_Job 1_: In the listing, copy the lines word for word, starting at the line that contains "Patent image size: (472, 413)." and ending after the line that contains "The light source 6 is at (187, 378).".

_Text block_:

____

Previous fileTop of DocumentContentsIndex pageNext file
Apache C++ Standard Library Reference Guide

codecvt_byname

Library:  Localization


... codecvt_base codecvt_byname code_cvt ... ... locale::facet

Local Index

Members

Summary

A facet that performs conversions between named and unnamed encodings and character sets.

Synopsis

#include <locale>

namespace std {
  template <class internT, class externT, class stateT> 
  class codecvt_byname;
}

Specializations

Description

The codecvt_byname template includes the same functionality as the codecvt template, but specific to a particular named locale. For a description of the member functions of codecvt_byname, see the entry for codecvt.

Interface

Constructors

explicit codecvt_byname(const char* name, size_t refs = 0); 

Constructs a codecvt_byname object. Calls codecvt::codecvt(refs).

____

_Stored data entries_:
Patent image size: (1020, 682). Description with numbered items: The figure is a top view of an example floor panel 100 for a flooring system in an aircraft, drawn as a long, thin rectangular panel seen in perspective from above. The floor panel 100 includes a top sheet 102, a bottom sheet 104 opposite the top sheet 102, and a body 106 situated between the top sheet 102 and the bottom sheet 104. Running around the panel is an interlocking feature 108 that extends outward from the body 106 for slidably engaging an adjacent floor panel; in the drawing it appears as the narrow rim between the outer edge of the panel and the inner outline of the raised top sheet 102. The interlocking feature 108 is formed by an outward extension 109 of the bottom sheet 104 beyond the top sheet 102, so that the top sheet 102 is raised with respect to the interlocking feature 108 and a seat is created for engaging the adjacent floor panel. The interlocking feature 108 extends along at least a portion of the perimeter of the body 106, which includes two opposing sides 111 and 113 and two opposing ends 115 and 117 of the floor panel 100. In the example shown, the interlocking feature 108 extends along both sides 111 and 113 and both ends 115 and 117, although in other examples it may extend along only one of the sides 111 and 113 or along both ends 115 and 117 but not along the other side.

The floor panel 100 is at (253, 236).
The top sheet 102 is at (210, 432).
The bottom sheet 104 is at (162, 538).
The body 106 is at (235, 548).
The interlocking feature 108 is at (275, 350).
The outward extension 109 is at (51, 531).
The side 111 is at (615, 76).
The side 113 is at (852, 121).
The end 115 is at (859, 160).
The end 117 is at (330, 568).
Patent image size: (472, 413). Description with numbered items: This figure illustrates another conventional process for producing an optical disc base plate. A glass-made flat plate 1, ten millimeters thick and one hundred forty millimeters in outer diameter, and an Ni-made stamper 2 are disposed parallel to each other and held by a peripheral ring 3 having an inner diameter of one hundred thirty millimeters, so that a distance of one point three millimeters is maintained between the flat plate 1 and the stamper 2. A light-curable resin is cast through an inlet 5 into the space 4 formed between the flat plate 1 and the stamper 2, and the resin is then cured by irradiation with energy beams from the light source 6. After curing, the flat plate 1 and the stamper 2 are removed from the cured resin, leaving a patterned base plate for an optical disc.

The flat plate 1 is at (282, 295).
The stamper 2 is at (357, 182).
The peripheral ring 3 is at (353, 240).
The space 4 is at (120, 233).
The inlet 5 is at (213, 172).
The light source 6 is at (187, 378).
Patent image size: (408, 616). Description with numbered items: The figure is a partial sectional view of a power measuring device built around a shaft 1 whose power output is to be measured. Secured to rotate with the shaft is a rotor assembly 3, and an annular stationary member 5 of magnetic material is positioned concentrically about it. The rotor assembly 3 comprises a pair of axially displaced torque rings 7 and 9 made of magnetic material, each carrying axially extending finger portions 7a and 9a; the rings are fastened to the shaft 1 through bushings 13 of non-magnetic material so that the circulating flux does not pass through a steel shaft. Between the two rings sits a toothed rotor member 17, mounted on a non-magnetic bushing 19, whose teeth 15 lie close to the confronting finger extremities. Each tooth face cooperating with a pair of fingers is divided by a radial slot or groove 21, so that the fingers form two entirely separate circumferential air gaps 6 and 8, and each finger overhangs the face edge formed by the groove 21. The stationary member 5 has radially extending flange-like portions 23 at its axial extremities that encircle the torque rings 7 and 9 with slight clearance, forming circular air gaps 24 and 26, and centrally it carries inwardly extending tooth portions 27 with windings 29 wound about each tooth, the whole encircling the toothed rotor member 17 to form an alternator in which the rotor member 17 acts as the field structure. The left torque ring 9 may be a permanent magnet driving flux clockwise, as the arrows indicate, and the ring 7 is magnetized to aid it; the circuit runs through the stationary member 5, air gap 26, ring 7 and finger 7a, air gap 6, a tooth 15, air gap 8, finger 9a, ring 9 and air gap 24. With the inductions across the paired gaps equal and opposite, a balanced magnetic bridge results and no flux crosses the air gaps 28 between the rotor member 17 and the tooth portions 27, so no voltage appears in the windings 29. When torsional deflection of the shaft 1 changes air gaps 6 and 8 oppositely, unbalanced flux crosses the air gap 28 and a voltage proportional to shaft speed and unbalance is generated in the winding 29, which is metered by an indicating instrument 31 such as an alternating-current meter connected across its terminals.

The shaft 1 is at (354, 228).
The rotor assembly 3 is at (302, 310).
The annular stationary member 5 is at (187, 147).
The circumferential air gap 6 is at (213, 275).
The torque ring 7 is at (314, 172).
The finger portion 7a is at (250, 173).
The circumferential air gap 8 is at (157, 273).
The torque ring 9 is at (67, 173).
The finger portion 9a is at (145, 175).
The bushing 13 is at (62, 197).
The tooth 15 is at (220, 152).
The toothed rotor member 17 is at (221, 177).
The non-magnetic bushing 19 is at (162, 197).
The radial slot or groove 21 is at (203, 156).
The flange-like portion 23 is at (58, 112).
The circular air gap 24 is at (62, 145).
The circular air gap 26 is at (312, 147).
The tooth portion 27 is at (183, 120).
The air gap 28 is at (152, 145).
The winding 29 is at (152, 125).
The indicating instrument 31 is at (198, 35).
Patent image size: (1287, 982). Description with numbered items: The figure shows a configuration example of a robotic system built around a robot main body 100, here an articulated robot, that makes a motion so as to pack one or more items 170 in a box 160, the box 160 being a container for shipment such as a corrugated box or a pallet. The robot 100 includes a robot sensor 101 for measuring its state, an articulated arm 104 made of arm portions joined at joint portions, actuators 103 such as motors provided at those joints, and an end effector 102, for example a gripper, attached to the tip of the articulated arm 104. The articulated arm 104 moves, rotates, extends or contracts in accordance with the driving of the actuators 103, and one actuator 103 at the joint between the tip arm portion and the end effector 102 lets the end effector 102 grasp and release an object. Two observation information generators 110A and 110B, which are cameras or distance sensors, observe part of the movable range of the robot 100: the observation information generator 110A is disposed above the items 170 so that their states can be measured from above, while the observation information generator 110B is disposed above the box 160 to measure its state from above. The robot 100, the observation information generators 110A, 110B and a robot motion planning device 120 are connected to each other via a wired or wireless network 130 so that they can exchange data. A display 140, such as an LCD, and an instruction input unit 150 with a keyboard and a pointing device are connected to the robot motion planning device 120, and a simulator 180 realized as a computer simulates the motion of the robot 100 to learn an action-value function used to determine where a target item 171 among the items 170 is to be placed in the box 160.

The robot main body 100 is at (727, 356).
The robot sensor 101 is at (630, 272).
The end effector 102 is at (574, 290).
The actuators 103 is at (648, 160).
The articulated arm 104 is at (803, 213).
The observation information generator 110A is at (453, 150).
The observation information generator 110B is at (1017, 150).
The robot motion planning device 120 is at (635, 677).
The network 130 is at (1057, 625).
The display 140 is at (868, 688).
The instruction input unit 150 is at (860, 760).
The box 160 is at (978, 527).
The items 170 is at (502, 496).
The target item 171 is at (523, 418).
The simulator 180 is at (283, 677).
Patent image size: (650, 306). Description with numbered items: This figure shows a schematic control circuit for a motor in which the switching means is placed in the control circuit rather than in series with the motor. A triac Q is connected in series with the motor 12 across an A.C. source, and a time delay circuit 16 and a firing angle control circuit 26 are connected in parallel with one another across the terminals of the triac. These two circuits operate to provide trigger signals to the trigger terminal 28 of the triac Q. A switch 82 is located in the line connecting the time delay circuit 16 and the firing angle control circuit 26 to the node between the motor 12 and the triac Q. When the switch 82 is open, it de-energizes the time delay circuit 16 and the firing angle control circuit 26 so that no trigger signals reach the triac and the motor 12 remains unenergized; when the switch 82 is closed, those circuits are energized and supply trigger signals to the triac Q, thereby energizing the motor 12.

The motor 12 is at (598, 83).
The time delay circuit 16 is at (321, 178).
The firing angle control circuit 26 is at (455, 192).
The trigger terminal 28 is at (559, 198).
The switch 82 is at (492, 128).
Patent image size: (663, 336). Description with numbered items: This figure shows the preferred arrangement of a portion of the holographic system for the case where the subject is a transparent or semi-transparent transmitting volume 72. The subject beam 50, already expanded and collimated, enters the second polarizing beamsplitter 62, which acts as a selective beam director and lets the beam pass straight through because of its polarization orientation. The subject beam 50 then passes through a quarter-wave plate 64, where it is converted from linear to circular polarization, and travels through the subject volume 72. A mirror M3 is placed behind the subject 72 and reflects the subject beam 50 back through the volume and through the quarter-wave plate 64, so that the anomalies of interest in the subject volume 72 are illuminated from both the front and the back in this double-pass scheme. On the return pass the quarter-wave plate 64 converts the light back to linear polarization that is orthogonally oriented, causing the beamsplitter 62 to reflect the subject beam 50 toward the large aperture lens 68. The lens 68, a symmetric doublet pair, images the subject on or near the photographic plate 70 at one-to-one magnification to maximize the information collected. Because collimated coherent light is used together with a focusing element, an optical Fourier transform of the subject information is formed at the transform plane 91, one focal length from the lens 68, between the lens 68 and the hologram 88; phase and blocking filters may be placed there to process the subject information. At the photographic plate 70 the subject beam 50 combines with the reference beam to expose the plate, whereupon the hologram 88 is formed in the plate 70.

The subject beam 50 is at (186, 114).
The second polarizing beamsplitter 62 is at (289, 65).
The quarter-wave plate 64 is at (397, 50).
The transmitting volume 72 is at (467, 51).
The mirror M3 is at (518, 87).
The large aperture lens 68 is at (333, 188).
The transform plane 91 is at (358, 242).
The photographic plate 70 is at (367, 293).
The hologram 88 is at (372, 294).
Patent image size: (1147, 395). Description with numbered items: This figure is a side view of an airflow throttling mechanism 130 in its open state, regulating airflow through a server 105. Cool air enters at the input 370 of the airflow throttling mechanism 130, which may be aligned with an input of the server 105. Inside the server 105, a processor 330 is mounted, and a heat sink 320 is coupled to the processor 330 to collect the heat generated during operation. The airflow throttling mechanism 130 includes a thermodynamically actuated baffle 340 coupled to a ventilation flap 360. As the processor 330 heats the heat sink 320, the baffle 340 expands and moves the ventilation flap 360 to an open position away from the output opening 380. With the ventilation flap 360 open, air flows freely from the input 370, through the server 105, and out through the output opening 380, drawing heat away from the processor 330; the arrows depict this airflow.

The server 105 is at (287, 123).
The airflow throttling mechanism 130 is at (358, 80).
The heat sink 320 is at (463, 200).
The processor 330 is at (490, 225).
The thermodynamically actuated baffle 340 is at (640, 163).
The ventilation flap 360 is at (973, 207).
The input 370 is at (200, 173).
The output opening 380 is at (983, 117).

____

_Job 2_: According to the codecvt_byname reference page, which header does the synopsis include?

_Exercise solution 1_:
Patent image size: (472, 413). Description with numbered items: This figure illustrates another conventional process for producing an optical disc base plate. A glass-made flat plate 1, ten millimeters thick and one hundred forty millimeters in outer diameter, and an Ni-made stamper 2 are disposed parallel to each other and held by a peripheral ring 3 having an inner diameter of one hundred thirty millimeters, so that a distance of one point three millimeters is maintained between the flat plate 1 and the stamper 2. A light-curable resin is cast through an inlet 5 into the space 4 formed between the flat plate 1 and the stamper 2, and the resin is then cured by irradiation with energy beams from the light source 6. After curing, the flat plate 1 and the stamper 2 are removed from the cured resin, leaving a patterned base plate for an optical disc.

The flat plate 1 is at (282, 295).
The stamper 2 is at (357, 182).
The peripheral ring 3 is at (353, 240).
The space 4 is at (120, 233).
The inlet 5 is at (213, 172).
The light source 6 is at (187, 378).

_Exercise solution 2_: <locale>